* begin *

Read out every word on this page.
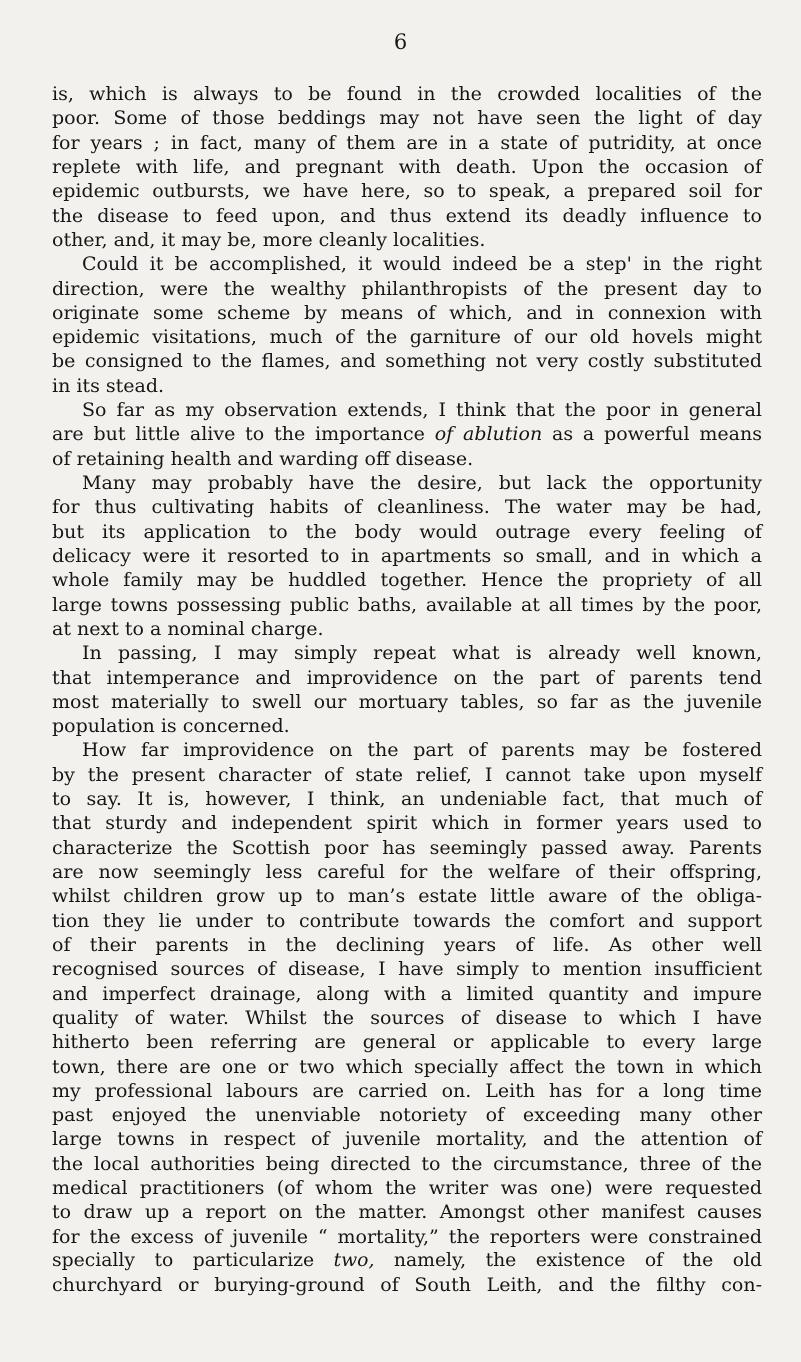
6
is, which is always to be found in the crowded localities of the
poor. Some of those beddings may not have seen the light of day
for years ; in fact, many of them are in a state of putridity, at once
replete with life, and pregnant with death. Upon the occasion of
epidemic outbursts, we have here, so to speak, a prepared soil for
the disease to feed upon, and thus extend its deadly influence to
other, and, it may be, more cleanly localities.
Could it be accomplished, it would indeed be a step' in the right
direction, were the wealthy philanthropists of the present day to
originate some scheme by means of which, and in connexion with
epidemic visitations, much of the garniture of our old hovels might
be consigned to the flames, and something not very costly substituted
in its stead.
So far as my observation extends, I think that the poor in general
are but little alive to the importance of ablution as a powerful means
of retaining health and warding off disease.
Many may probably have the desire, but lack the opportunity
for thus cultivating habits of cleanliness. The water may be had,
but its application to the body would outrage every feeling of
delicacy were it resorted to in apartments so small, and in which a
whole family may be huddled together. Hence the propriety of all
large towns possessing public baths, available at all times by the poor,
at next to a nominal charge.
In passing, I may simply repeat what is already well known,
that intemperance and improvidence on the part of parents tend
most materially to swell our mortuary tables, so far as the juvenile
population is concerned.
How far improvidence on the part of parents may be fostered
by the present character of state relief, I cannot take upon myself
to say. It is, however, I think, an undeniable fact, that much of
that sturdy and independent spirit which in former years used to
characterize the Scottish poor has seemingly passed away. Parents
are now seemingly less careful for the welfare of their offspring,
whilst children grow up to man’s estate little aware of the obliga-
tion they lie under to contribute towards the comfort and support
of their parents in the declining years of life. As other well
recognised sources of disease, I have simply to mention insufficient
and imperfect drainage, along with a limited quantity and impure
quality of water. Whilst the sources of disease to which I have
hitherto been referring are general or applicable to every large
town, there are one or two which specially affect the town in which
my professional labours are carried on. Leith has for a long time
past enjoyed the unenviable notoriety of exceeding many other
large towns in respect of juvenile mortality, and the attention of
the local authorities being directed to the circumstance, three of the
medical practitioners (of whom the writer was one) were requested
to draw up a report on the matter. Amongst other manifest causes
for the excess of juvenile “ mortality,” the reporters were constrained
specially to particularize two, namely, the existence of the old
churchyard or burying-ground of South Leith, and the filthy con-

* end *

* _Problem requirements_
Filter lines by "which" and return each hit.

* _Finished exercise_
is, which is always to be found in the crowded localities of the
originate some scheme by means of which, and in connexion with
delicacy were it resorted to in apartments so small, and in which a
that sturdy and independent spirit which in former years used to
quality of water. Whilst the sources of disease to which I have
town, there are one or two which specially affect the town in which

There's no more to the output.